-- What is needed --
Gather every line that includes the word "Give", please.

⟨

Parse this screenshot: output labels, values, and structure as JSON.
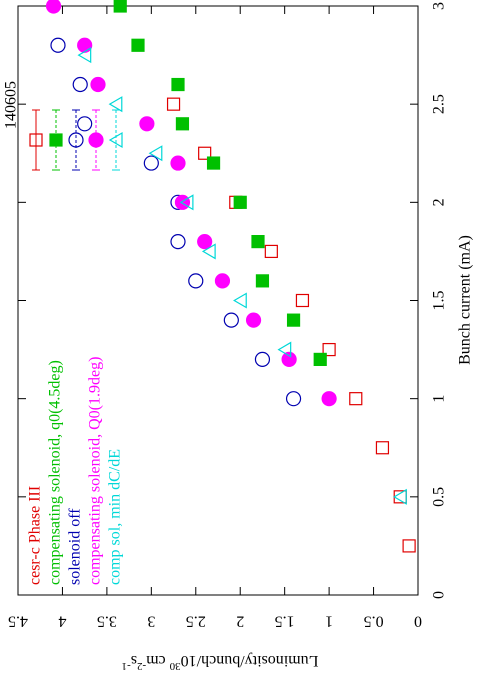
{
  "chart_data": {
    "type": "scatter",
    "annotation": "140605",
    "xlabel": "Bunch current (mA)",
    "ylabel_parts": [
      {
        "text": "Luminosity/bunch/10"
      },
      {
        "text": "30",
        "sup": true
      },
      {
        "text": " cm"
      },
      {
        "text": "-2",
        "sup": true
      },
      {
        "text": "s"
      },
      {
        "text": "-1",
        "sup": true
      }
    ],
    "xlim": [
      0,
      3
    ],
    "xticks": [
      0,
      0.5,
      1,
      1.5,
      2,
      2.5,
      3
    ],
    "ylim": [
      0,
      4.5
    ],
    "yticks": [
      0,
      0.5,
      1,
      1.5,
      2,
      2.5,
      3,
      3.5,
      4,
      4.5
    ],
    "series": [
      {
        "name": "cesr-c Phase III",
        "color": "#e00000",
        "marker": "square-open",
        "x": [
          0.25,
          0.5,
          0.75,
          1.0,
          1.25,
          1.5,
          1.75,
          2.0,
          2.25,
          2.5
        ],
        "values": [
          0.1,
          0.2,
          0.4,
          0.7,
          1.0,
          1.3,
          1.65,
          2.05,
          2.4,
          2.75
        ]
      },
      {
        "name": "compensating solenoid, q0(4.5deg)",
        "color": "#00c000",
        "marker": "square-filled",
        "x": [
          1.2,
          1.4,
          1.6,
          1.8,
          2.0,
          2.2,
          2.4,
          2.6,
          2.8,
          3.0
        ],
        "values": [
          1.1,
          1.4,
          1.75,
          1.8,
          2.0,
          2.3,
          2.65,
          2.7,
          3.15,
          3.35
        ]
      },
      {
        "name": "solenoid off",
        "color": "#0000b0",
        "marker": "circle-open",
        "x": [
          1.0,
          1.2,
          1.4,
          1.6,
          1.8,
          2.0,
          2.2,
          2.4,
          2.6,
          2.8
        ],
        "values": [
          1.4,
          1.75,
          2.1,
          2.5,
          2.7,
          2.7,
          3.0,
          3.75,
          3.8,
          4.05
        ]
      },
      {
        "name": "compensating solenoid, Q0(1.9deg)",
        "color": "#ff00ff",
        "marker": "circle-filled",
        "x": [
          1.0,
          1.2,
          1.4,
          1.6,
          1.8,
          2.0,
          2.2,
          2.4,
          2.6,
          2.8,
          3.0
        ],
        "values": [
          1.0,
          1.45,
          1.85,
          2.2,
          2.4,
          2.65,
          2.7,
          3.05,
          3.6,
          3.75,
          4.1
        ]
      },
      {
        "name": "comp sol, min dC/dE",
        "color": "#00d8d8",
        "marker": "triangle-open",
        "x": [
          0.5,
          1.25,
          1.5,
          1.75,
          2.0,
          2.25,
          2.5,
          2.75
        ],
        "values": [
          0.2,
          1.5,
          2.0,
          2.35,
          2.6,
          2.95,
          3.4,
          3.75
        ]
      }
    ]
  }
}
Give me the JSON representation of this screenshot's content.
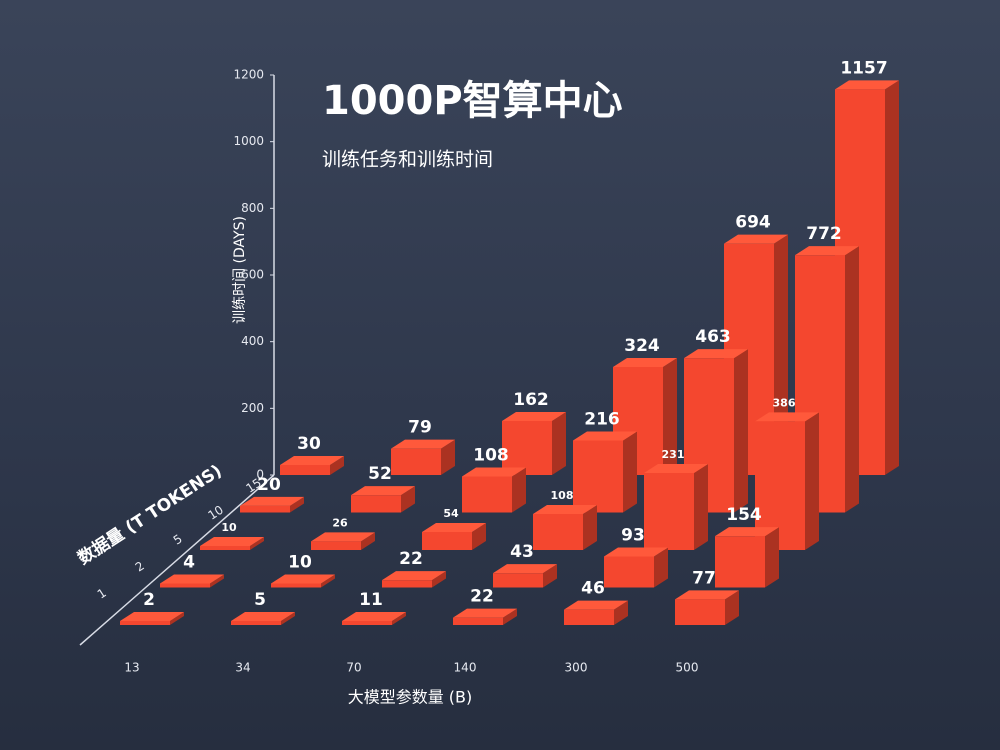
{
  "chart_data": {
    "type": "bar3d",
    "title": "1000P智算中心",
    "subtitle": "训练任务和训练时间",
    "y_label": "训练时间 (DAYS)",
    "z_label": "数据量 (T TOKENS)",
    "x_label": "大模型参数量 (B)",
    "categories": [
      "13",
      "34",
      "70",
      "140",
      "300",
      "500"
    ],
    "ylim": [
      0,
      1200
    ],
    "yticks": [
      0,
      200,
      400,
      600,
      800,
      1000,
      1200
    ],
    "series": [
      {
        "name": "1",
        "color": "#f4472f",
        "values": [
          2,
          5,
          11,
          22,
          46,
          77
        ]
      },
      {
        "name": "2",
        "color": "#f4472f",
        "values": [
          4,
          10,
          22,
          43,
          93,
          154
        ]
      },
      {
        "name": "5",
        "color": "#f4472f",
        "values": [
          10,
          26,
          54,
          108,
          231,
          386
        ]
      },
      {
        "name": "10",
        "color": "#f4472f",
        "values": [
          20,
          52,
          108,
          216,
          463,
          772
        ]
      },
      {
        "name": "15",
        "color": "#f4472f",
        "values": [
          30,
          79,
          162,
          324,
          694,
          1157
        ]
      }
    ]
  }
}
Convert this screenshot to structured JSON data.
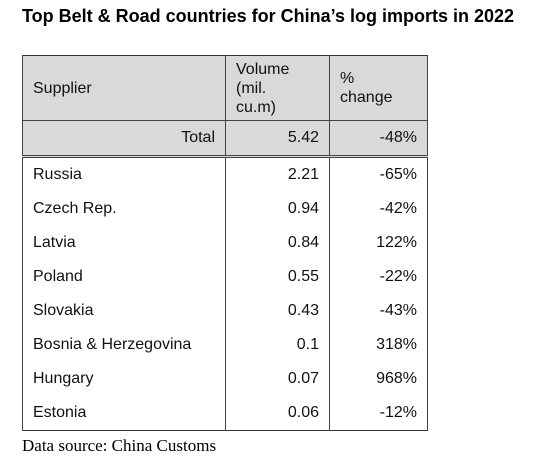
{
  "title": "Top Belt & Road countries for China’s log imports in 2022",
  "table": {
    "header": [
      "Supplier",
      "Volume\n(mil.\ncu.m)",
      "%\nchange"
    ],
    "total": [
      "Total",
      "5.42",
      "-48%"
    ],
    "rows": [
      [
        "Russia",
        "2.21",
        "-65%"
      ],
      [
        "Czech Rep.",
        "0.94",
        "-42%"
      ],
      [
        "Latvia",
        "0.84",
        "122%"
      ],
      [
        "Poland",
        "0.55",
        "-22%"
      ],
      [
        "Slovakia",
        "0.43",
        "-43%"
      ],
      [
        "Bosnia & Herzegovina",
        "0.1",
        "318%"
      ],
      [
        "Hungary",
        "0.07",
        "968%"
      ],
      [
        "Estonia",
        "0.06",
        "-12%"
      ]
    ]
  },
  "source": "Data source: China Customs"
}
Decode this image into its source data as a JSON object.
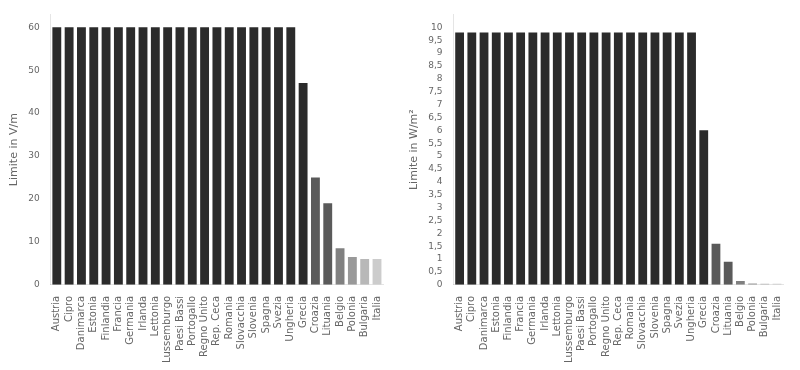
{
  "chart_data": [
    {
      "type": "bar",
      "categories": [
        "Austria",
        "Cipro",
        "Danimarca",
        "Estonia",
        "Finlandia",
        "Francia",
        "Germania",
        "Irlanda",
        "Lettonia",
        "Lussemburgo",
        "Paesi Bassi",
        "Portogallo",
        "Regno Unito",
        "Rep. Ceca",
        "Romania",
        "Slovacchia",
        "Slovenia",
        "Spagna",
        "Svezia",
        "Ungheria",
        "Grecia",
        "Croazia",
        "Lituania",
        "Belgio",
        "Polonia",
        "Bulgaria",
        "Italia"
      ],
      "values": [
        60.0,
        60.0,
        60.0,
        60.0,
        60.0,
        60.0,
        60.0,
        60.0,
        60.0,
        60.0,
        60.0,
        60.0,
        60.0,
        60.0,
        60.0,
        60.0,
        60.0,
        60.0,
        60.0,
        60.0,
        47.0,
        25.0,
        19.0,
        8.5,
        6.5,
        6.0,
        6.0
      ],
      "colors": [
        "#2b2b2b",
        "#2b2b2b",
        "#2b2b2b",
        "#2b2b2b",
        "#2b2b2b",
        "#2b2b2b",
        "#2b2b2b",
        "#2b2b2b",
        "#2b2b2b",
        "#2b2b2b",
        "#2b2b2b",
        "#2b2b2b",
        "#2b2b2b",
        "#2b2b2b",
        "#2b2b2b",
        "#2b2b2b",
        "#2b2b2b",
        "#2b2b2b",
        "#2b2b2b",
        "#2b2b2b",
        "#2b2b2b",
        "#5a5a5a",
        "#5a5a5a",
        "#808080",
        "#999999",
        "#b8b8b8",
        "#cccccc"
      ],
      "y_label": "Limite in V/m",
      "ylim": [
        0,
        63
      ],
      "yticks": [
        0,
        10,
        20,
        30,
        40,
        50,
        60
      ],
      "grid": false
    },
    {
      "type": "bar",
      "categories": [
        "Austria",
        "Cipro",
        "Danimarca",
        "Estonia",
        "Finlandia",
        "Francia",
        "Germania",
        "Irlanda",
        "Lettonia",
        "Lussemburgo",
        "Paesi Bassi",
        "Portogallo",
        "Regno Unito",
        "Rep. Ceca",
        "Romania",
        "Slovacchia",
        "Slovenia",
        "Spagna",
        "Svezia",
        "Ungheria",
        "Grecia",
        "Croazia",
        "Lituania",
        "Belgio",
        "Polonia",
        "Bulgaria",
        "Italia"
      ],
      "values": [
        9.8,
        9.8,
        9.8,
        9.8,
        9.8,
        9.8,
        9.8,
        9.8,
        9.8,
        9.8,
        9.8,
        9.8,
        9.8,
        9.8,
        9.8,
        9.8,
        9.8,
        9.8,
        9.8,
        9.8,
        6.0,
        1.6,
        0.9,
        0.15,
        0.05,
        0.04,
        0.04
      ],
      "colors": [
        "#2b2b2b",
        "#2b2b2b",
        "#2b2b2b",
        "#2b2b2b",
        "#2b2b2b",
        "#2b2b2b",
        "#2b2b2b",
        "#2b2b2b",
        "#2b2b2b",
        "#2b2b2b",
        "#2b2b2b",
        "#2b2b2b",
        "#2b2b2b",
        "#2b2b2b",
        "#2b2b2b",
        "#2b2b2b",
        "#2b2b2b",
        "#2b2b2b",
        "#2b2b2b",
        "#2b2b2b",
        "#2b2b2b",
        "#5a5a5a",
        "#5a5a5a",
        "#808080",
        "#999999",
        "#b8b8b8",
        "#cccccc"
      ],
      "y_label": "Limite in W/m²",
      "ylim": [
        0,
        10.5
      ],
      "yticks": [
        0,
        {
          "value": 0.5,
          "label": "0,5"
        },
        1,
        {
          "value": 1.5,
          "label": "1,5"
        },
        2,
        {
          "value": 2.5,
          "label": "2,5"
        },
        3,
        {
          "value": 3.5,
          "label": "3,5"
        },
        4,
        {
          "value": 4.5,
          "label": "4,5"
        },
        5,
        {
          "value": 5.5,
          "label": "5,5"
        },
        6,
        {
          "value": 6.5,
          "label": "6,5"
        },
        7,
        {
          "value": 7.5,
          "label": "7,5"
        },
        8,
        {
          "value": 8.5,
          "label": "8,5"
        },
        9,
        {
          "value": 9.5,
          "label": "9,5"
        },
        10
      ],
      "grid": false
    }
  ]
}
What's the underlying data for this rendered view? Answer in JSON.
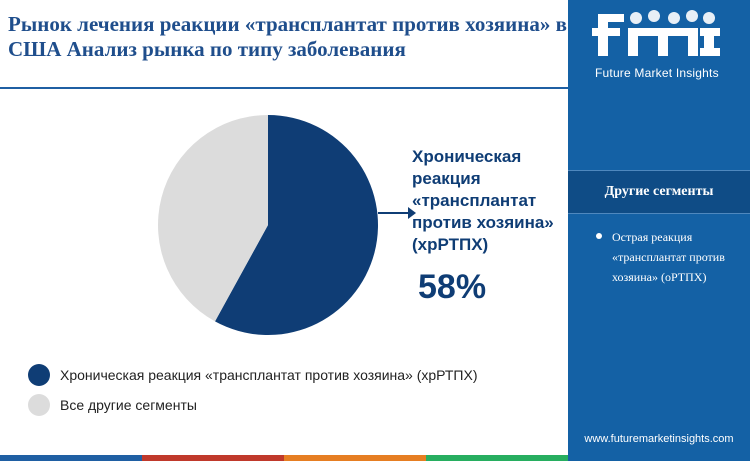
{
  "header": {
    "title": "Рынок лечения реакции «трансплантат против хозяина» в США Анализ рынка по типу заболевания"
  },
  "brand": {
    "logo_text": "fmi",
    "logo_subtitle": "Future Market Insights",
    "website": "www.futuremarketinsights.com"
  },
  "sidebar": {
    "heading": "Другие сегменты",
    "items": [
      {
        "label": "Острая реакция «трансплантат против хозяина» (оРТПХ)"
      }
    ]
  },
  "callout": {
    "label": "Хроническая реакция «трансплантат против хозяина» (хрРТПХ)",
    "value": "58%"
  },
  "chart_data": {
    "type": "pie",
    "title": "",
    "slices": [
      {
        "label": "Хроническая реакция «трансплантат против хозяина» (хрРТПХ)",
        "value": 58,
        "color": "#0f3d75"
      },
      {
        "label": "Все другие сегменты",
        "value": 42,
        "color": "#dcdcdc"
      }
    ],
    "legend_position": "bottom-left"
  },
  "legend": [
    {
      "label": "Хроническая реакция «трансплантат против хозяина» (хрРТПХ)",
      "color": "#0f3d75"
    },
    {
      "label": "Все другие сегменты",
      "color": "#dcdcdc"
    }
  ],
  "colors": {
    "title": "#1f4e8c",
    "sidebar_bg": "#1461a5",
    "accent_dark": "#0f3d75",
    "bottom_bar": [
      "#1f5fa3",
      "#c0392b",
      "#e67e22",
      "#27ae60"
    ]
  }
}
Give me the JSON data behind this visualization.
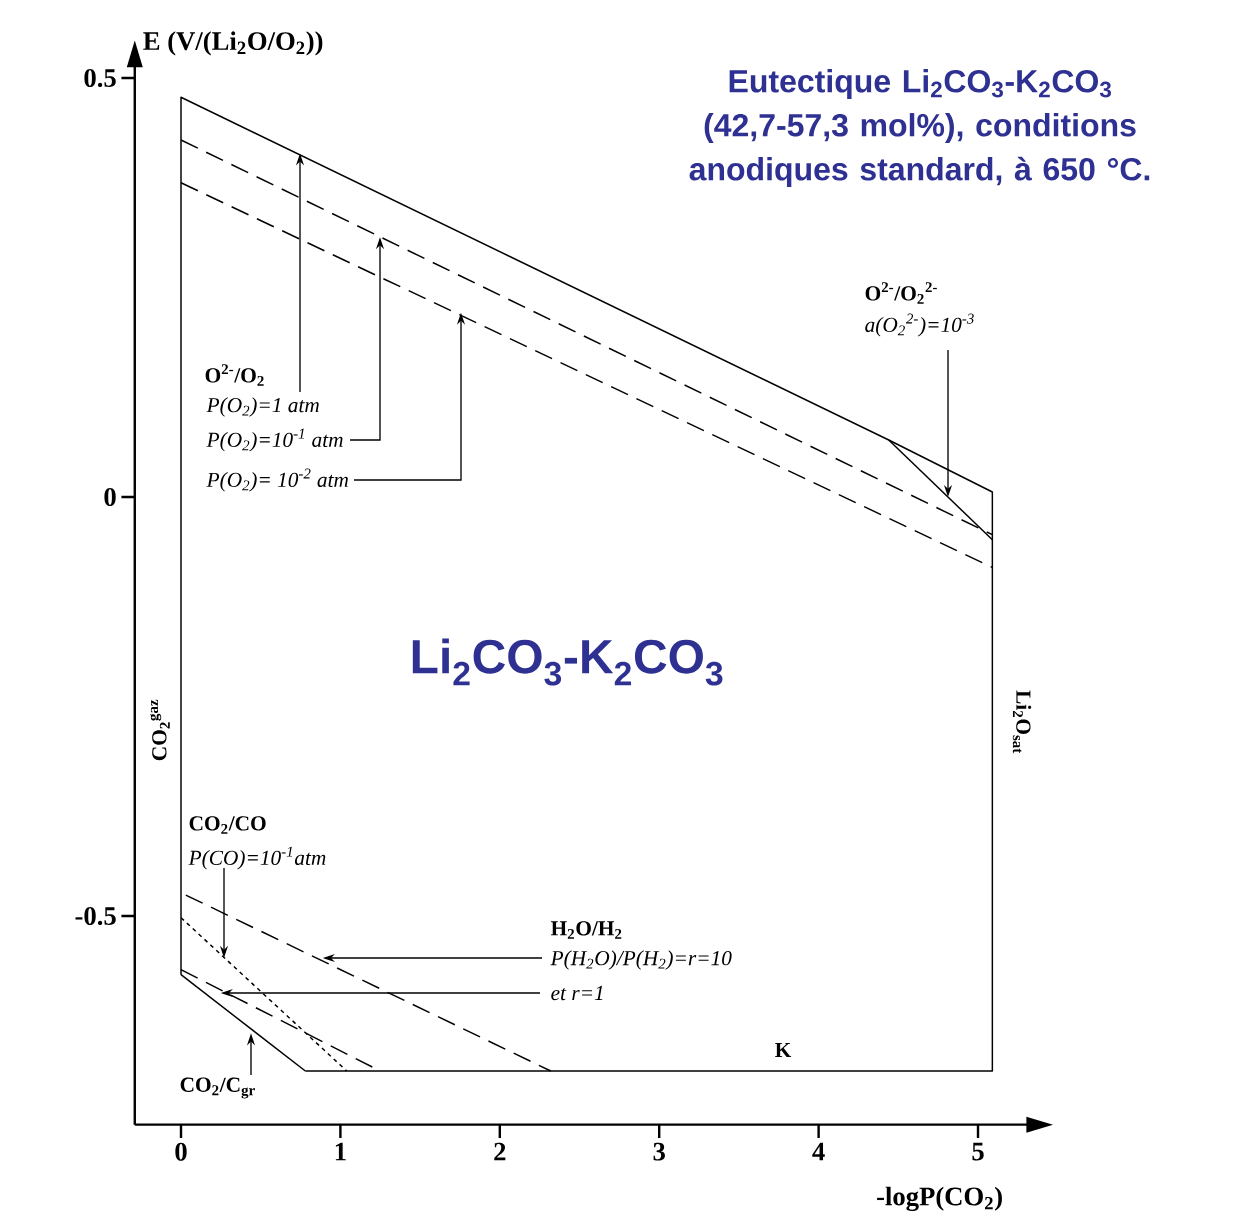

⟩

-- Finished task --
Give me the JSON representation of this screenshot's content.
Give me the JSON data behind this visualization.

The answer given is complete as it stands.